Stored records
--
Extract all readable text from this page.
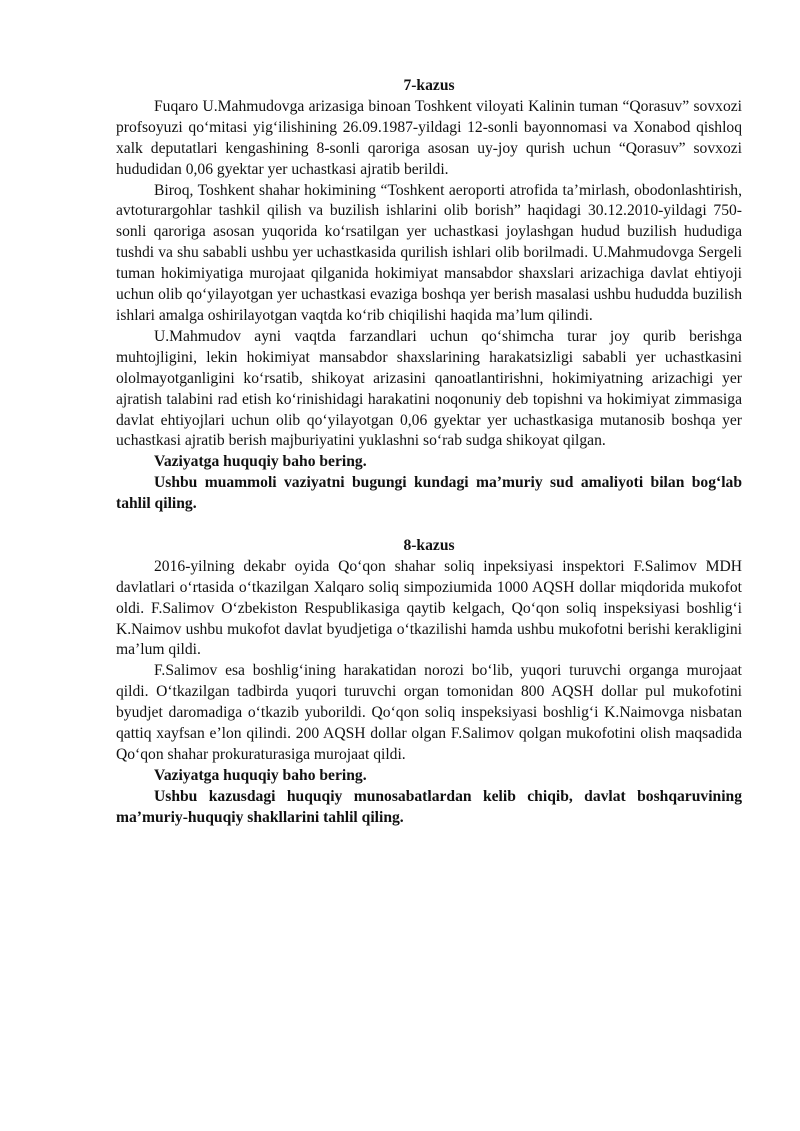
7-kazus

Fuqaro U.Mahmudovga arizasiga binoan Toshkent viloyati Kalinin tuman “Qorasuv” sovxozi profsoyuzi qo‘mitasi yig‘ilishining 26.09.1987-yildagi 12-sonli bayonnomasi va Xonabod qishloq xalk deputatlari kengashining 8-sonli qaroriga asosan uy-joy qurish uchun “Qorasuv” sovxozi hududidan 0,06 gyektar yer uchastkasi ajratib berildi.

Biroq, Toshkent shahar hokimining “Toshkent aeroporti atrofida ta’mirlash, obodonlashtirish, avtoturargohlar tashkil qilish va buzilish ishlarini olib borish” haqidagi 30.12.2010-yildagi 750-sonli qaroriga asosan yuqorida ko‘rsatilgan yer uchastkasi joylashgan hudud buzilish hududiga tushdi va shu sababli ushbu yer uchastkasida qurilish ishlari olib borilmadi. U.Mahmudovga Sergeli tuman hokimiyatiga murojaat qilganida hokimiyat mansabdor shaxslari arizachiga davlat ehtiyoji uchun olib qo‘yilayotgan yer uchastkasi evaziga boshqa yer berish masalasi ushbu hududda buzilish ishlari amalga oshirilayotgan vaqtda ko‘rib chiqilishi haqida ma’lum qilindi.

U.Mahmudov ayni vaqtda farzandlari uchun qo‘shimcha turar joy qurib berishga muhtojligini, lekin hokimiyat mansabdor shaxslarining harakatsizligi sababli yer uchastkasini ololmayotganligini ko‘rsatib, shikoyat arizasini qanoatlantirishni, hokimiyatning arizachigi yer ajratish talabini rad etish ko‘rinishidagi harakatini noqonuniy deb topishni va hokimiyat zimmasiga davlat ehtiyojlari uchun olib qo‘yilayotgan 0,06 gyektar yer uchastkasiga mutanosib boshqa yer uchastkasi ajratib berish majburiyatini yuklashni so‘rab sudga shikoyat qilgan.

Vaziyatga huquqiy baho bering.

Ushbu muammoli vaziyatni bugungi kundagi ma’muriy sud amaliyoti bilan bog‘lab tahlil qiling.

8-kazus

2016-yilning dekabr oyida Qo‘qon shahar soliq inpeksiyasi inspektori F.Salimov MDH davlatlari o‘rtasida o‘tkazilgan Xalqaro soliq simpoziumida 1000 AQSH dollar miqdorida mukofot oldi. F.Salimov O‘zbekiston Respublikasiga qaytib kelgach, Qo‘qon soliq inspeksiyasi boshlig‘i K.Naimov ushbu mukofot davlat byudjetiga o‘tkazilishi hamda ushbu mukofotni berishi kerakligini ma’lum qildi.

F.Salimov esa boshlig‘ining harakatidan norozi bo‘lib, yuqori turuvchi organga murojaat qildi. O‘tkazilgan tadbirda yuqori turuvchi organ tomonidan 800 AQSH dollar pul mukofotini byudjet daromadiga o‘tkazib yuborildi. Qo‘qon soliq inspeksiyasi boshlig‘i K.Naimovga nisbatan qattiq xayfsan e’lon qilindi. 200 AQSH dollar olgan F.Salimov qolgan mukofotini olish maqsadida Qo‘qon shahar prokuraturasiga murojaat qildi.

Vaziyatga huquqiy baho bering.

Ushbu kazusdagi huquqiy munosabatlardan kelib chiqib, davlat boshqaruvining ma’muriy-huquqiy shakllarini tahlil qiling.
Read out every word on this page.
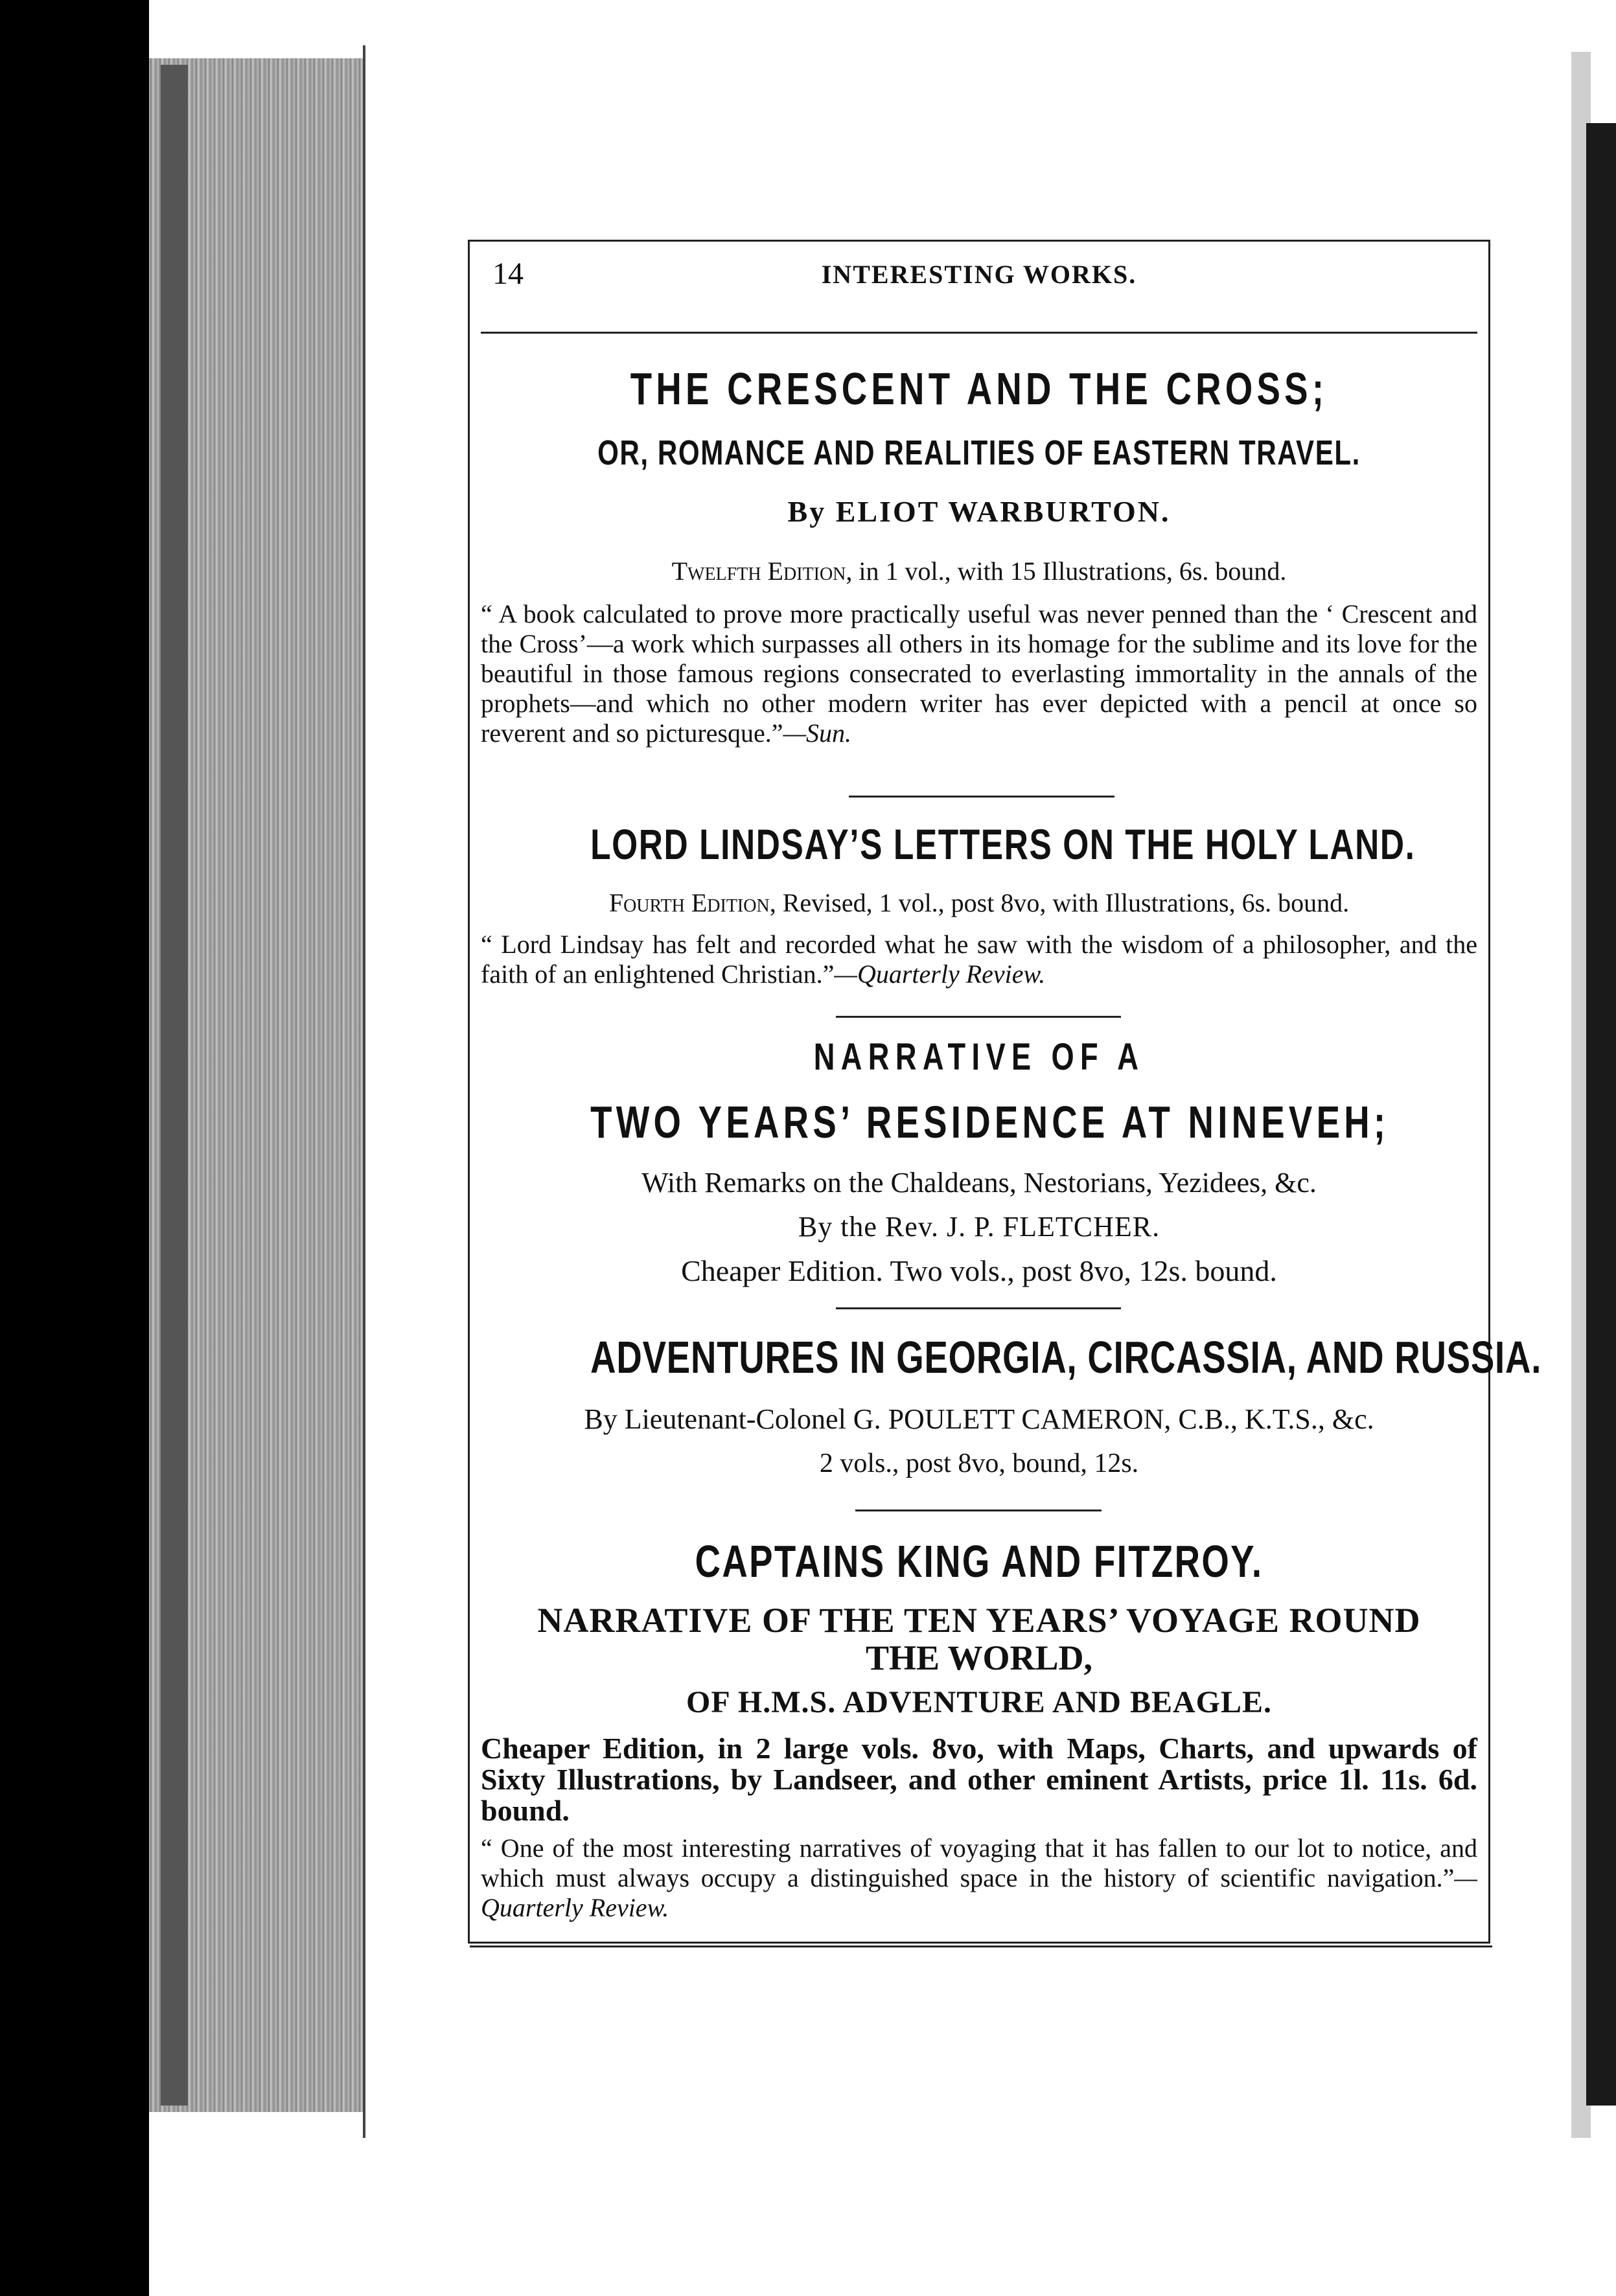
14	INTERESTING WORKS.
THE CRESCENT AND THE CROSS;
OR, ROMANCE AND REALITIES OF EASTERN TRAVEL.
By ELIOT WARBURTON.
Twelfth Edition, in 1 vol., with 15 Illustrations, 6s. bound.
“ A book calculated to prove more practically useful was never penned than the ‘ Crescent and the Cross’—a work which surpasses all others in its homage for the sublime and its love for the beautiful in those famous regions consecrated to everlasting immortality in the annals of the prophets—and which no other modern writer has ever depicted with a pencil at once so reverent and so picturesque.”—Sun.
LORD LINDSAY’S LETTERS ON THE HOLY LAND.
Fourth Edition, Revised, 1 vol., post 8vo, with Illustrations, 6s. bound.
“ Lord Lindsay has felt and recorded what he saw with the wisdom of a philosopher, and the faith of an enlightened Christian.”—Quarterly Review.
NARRATIVE OF A
TWO YEARS’ RESIDENCE AT NINEVEH;
With Remarks on the Chaldeans, Nestorians, Yezidees, &c.
By the Rev. J. P. FLETCHER.
Cheaper Edition. Two vols., post 8vo, 12s. bound.
ADVENTURES IN GEORGIA, CIRCASSIA, AND RUSSIA.
By Lieutenant-Colonel G. POULETT CAMERON, C.B., K.T.S., &c.
2 vols., post 8vo, bound, 12s.
CAPTAINS KING AND FITZROY.
NARRATIVE OF THE TEN YEARS’ VOYAGE ROUND
THE WORLD,
OF H.M.S. ADVENTURE AND BEAGLE.
Cheaper Edition, in 2 large vols. 8vo, with Maps, Charts, and upwards of Sixty Illustrations, by Landseer, and other eminent Artists, price 1l. 11s. 6d. bound.
“ One of the most interesting narratives of voyaging that it has fallen to our lot to notice, and which must always occupy a distinguished space in the history of scientific navigation.”—Quarterly Review.
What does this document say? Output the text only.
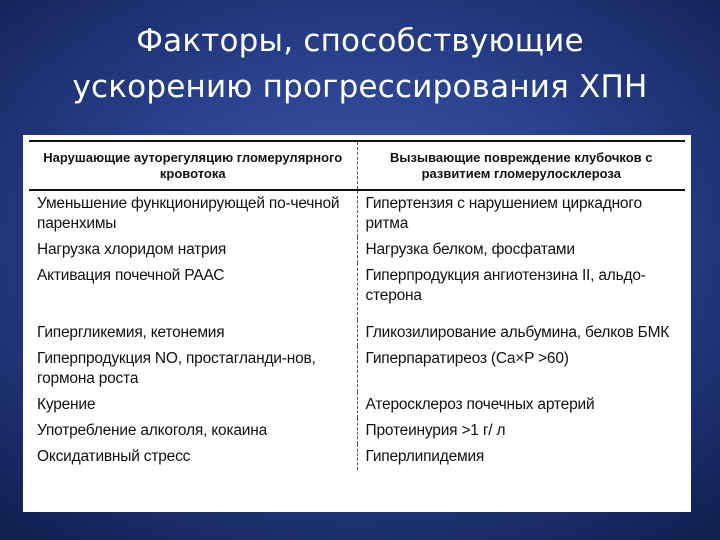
Факторы, способствующие
ускорению прогрессирования ХПН
Нарушающие ауторегуляцию гломерулярного кровотока	Вызывающие повреждение клубочков с развитием гломерулосклероза
Уменьшение функционирующей по-чечной паренхимы	Гипертензия с нарушением циркадного ритма
Нагрузка хлоридом натрия	Нагрузка белком, фосфатами
Активация почечной РААС	Гиперпродукция ангиотензина II, альдо-стерона
Гипергликемия, кетонемия	Гликозилирование альбумина, белков БМК
Гиперпродукция NO, простагланди-нов, гормона роста	Гиперпаратиреоз (Ca×P >60)
Курение	Атеросклероз почечных артерий
Употребление алкоголя, кокаина	Протеинурия >1 г/ л
Оксидативный стресс	Гиперлипидемия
--
Exercise brief. Repeat each entry precisely as it appears. Leave the pictures out.

Final result.
Extract all readable text from this page.
7-kazus

Fuqaro U.Mahmudovga arizasiga binoan Toshkent viloyati Kalinin tuman “Qorasuv” sovxozi profsoyuzi qo‘mitasi yig‘ilishining 26.09.1987-yildagi 12-sonli bayonnomasi va Xonabod qishloq xalk deputatlari kengashining 8-sonli qaroriga asosan uy-joy qurish uchun “Qorasuv” sovxozi hududidan 0,06 gyektar yer uchastkasi ajratib berildi.

Biroq, Toshkent shahar hokimining “Toshkent aeroporti atrofida ta’mirlash, obodonlashtirish, avtoturargohlar tashkil qilish va buzilish ishlarini olib borish” haqidagi 30.12.2010-yildagi 750-sonli qaroriga asosan yuqorida ko‘rsatilgan yer uchastkasi joylashgan hudud buzilish hududiga tushdi va shu sababli ushbu yer uchastkasida qurilish ishlari olib borilmadi. U.Mahmudovga Sergeli tuman hokimiyatiga murojaat qilganida hokimiyat mansabdor shaxslari arizachiga davlat ehtiyoji uchun olib qo‘yilayotgan yer uchastkasi evaziga boshqa yer berish masalasi ushbu hududda buzilish ishlari amalga oshirilayotgan vaqtda ko‘rib chiqilishi haqida ma’lum qilindi.

U.Mahmudov ayni vaqtda farzandlari uchun qo‘shimcha turar joy qurib berishga muhtojligini, lekin hokimiyat mansabdor shaxslarining harakatsizligi sababli yer uchastkasini ololmayotganligini ko‘rsatib, shikoyat arizasini qanoatlantirishni, hokimiyatning arizachigi yer ajratish talabini rad etish ko‘rinishidagi harakatini noqonuniy deb topishni va hokimiyat zimmasiga davlat ehtiyojlari uchun olib qo‘yilayotgan 0,06 gyektar yer uchastkasiga mutanosib boshqa yer uchastkasi ajratib berish majburiyatini yuklashni so‘rab sudga shikoyat qilgan.

Vaziyatga huquqiy baho bering.

Ushbu muammoli vaziyatni bugungi kundagi ma’muriy sud amaliyoti bilan bog‘lab tahlil qiling.

8-kazus

2016-yilning dekabr oyida Qo‘qon shahar soliq inpeksiyasi inspektori F.Salimov MDH davlatlari o‘rtasida o‘tkazilgan Xalqaro soliq simpoziumida 1000 AQSH dollar miqdorida mukofot oldi. F.Salimov O‘zbekiston Respublikasiga qaytib kelgach, Qo‘qon soliq inspeksiyasi boshlig‘i K.Naimov ushbu mukofot davlat byudjetiga o‘tkazilishi hamda ushbu mukofotni berishi kerakligini ma’lum qildi.

F.Salimov esa boshlig‘ining harakatidan norozi bo‘lib, yuqori turuvchi organga murojaat qildi. O‘tkazilgan tadbirda yuqori turuvchi organ tomonidan 800 AQSH dollar pul mukofotini byudjet daromadiga o‘tkazib yuborildi. Qo‘qon soliq inspeksiyasi boshlig‘i K.Naimovga nisbatan qattiq xayfsan e’lon qilindi. 200 AQSH dollar olgan F.Salimov qolgan mukofotini olish maqsadida Qo‘qon shahar prokuraturasiga murojaat qildi.

Vaziyatga huquqiy baho bering.

Ushbu kazusdagi huquqiy munosabatlardan kelib chiqib, davlat boshqaruvining ma’muriy-huquqiy shakllarini tahlil qiling.
Read out every word on this page.
14	INTERESTING WORKS.
THE CRESCENT AND THE CROSS;
OR, ROMANCE AND REALITIES OF EASTERN TRAVEL.
By ELIOT WARBURTON.
Twelfth Edition, in 1 vol., with 15 Illustrations, 6s. bound.
“ A book calculated to prove more practically useful was never penned than the ‘ Crescent and the Cross’—a work which surpasses all others in its homage for the sublime and its love for the beautiful in those famous regions consecrated to everlasting immortality in the annals of the prophets—and which no other modern writer has ever depicted with a pencil at once so reverent and so picturesque.”—Sun.
LORD LINDSAY’S LETTERS ON THE HOLY LAND.
Fourth Edition, Revised, 1 vol., post 8vo, with Illustrations, 6s. bound.
“ Lord Lindsay has felt and recorded what he saw with the wisdom of a philosopher, and the faith of an enlightened Christian.”—Quarterly Review.
NARRATIVE OF A
TWO YEARS’ RESIDENCE AT NINEVEH;
With Remarks on the Chaldeans, Nestorians, Yezidees, &c.
By the Rev. J. P. FLETCHER.
Cheaper Edition. Two vols., post 8vo, 12s. bound.
ADVENTURES IN GEORGIA, CIRCASSIA, AND RUSSIA.
By Lieutenant-Colonel G. POULETT CAMERON, C.B., K.T.S., &c.
2 vols., post 8vo, bound, 12s.
CAPTAINS KING AND FITZROY.
NARRATIVE OF THE TEN YEARS’ VOYAGE ROUND
THE WORLD,
OF H.M.S. ADVENTURE AND BEAGLE.
Cheaper Edition, in 2 large vols. 8vo, with Maps, Charts, and upwards of Sixty Illustrations, by Landseer, and other eminent Artists, price 1l. 11s. 6d. bound.
“ One of the most interesting narratives of voyaging that it has fallen to our lot to notice, and which must always occupy a distinguished space in the history of scientific navigation.”—Quarterly Review.
What does this document say? Output the text only.
Факторы, способствующие
ускорению прогрессирования ХПН
Нарушающие ауторегуляцию гломерулярного кровотока	Вызывающие повреждение клубочков с развитием гломерулосклероза
Уменьшение функционирующей по-чечной паренхимы	Гипертензия с нарушением циркадного ритма
Нагрузка хлоридом натрия	Нагрузка белком, фосфатами
Активация почечной РААС	Гиперпродукция ангиотензина II, альдо-стерона
Гипергликемия, кетонемия	Гликозилирование альбумина, белков БМК
Гиперпродукция NO, простагланди-нов, гормона роста	Гиперпаратиреоз (Ca×P >60)
Курение	Атеросклероз почечных артерий
Употребление алкоголя, кокаина	Протеинурия >1 г/ л
Оксидативный стресс	Гиперлипидемия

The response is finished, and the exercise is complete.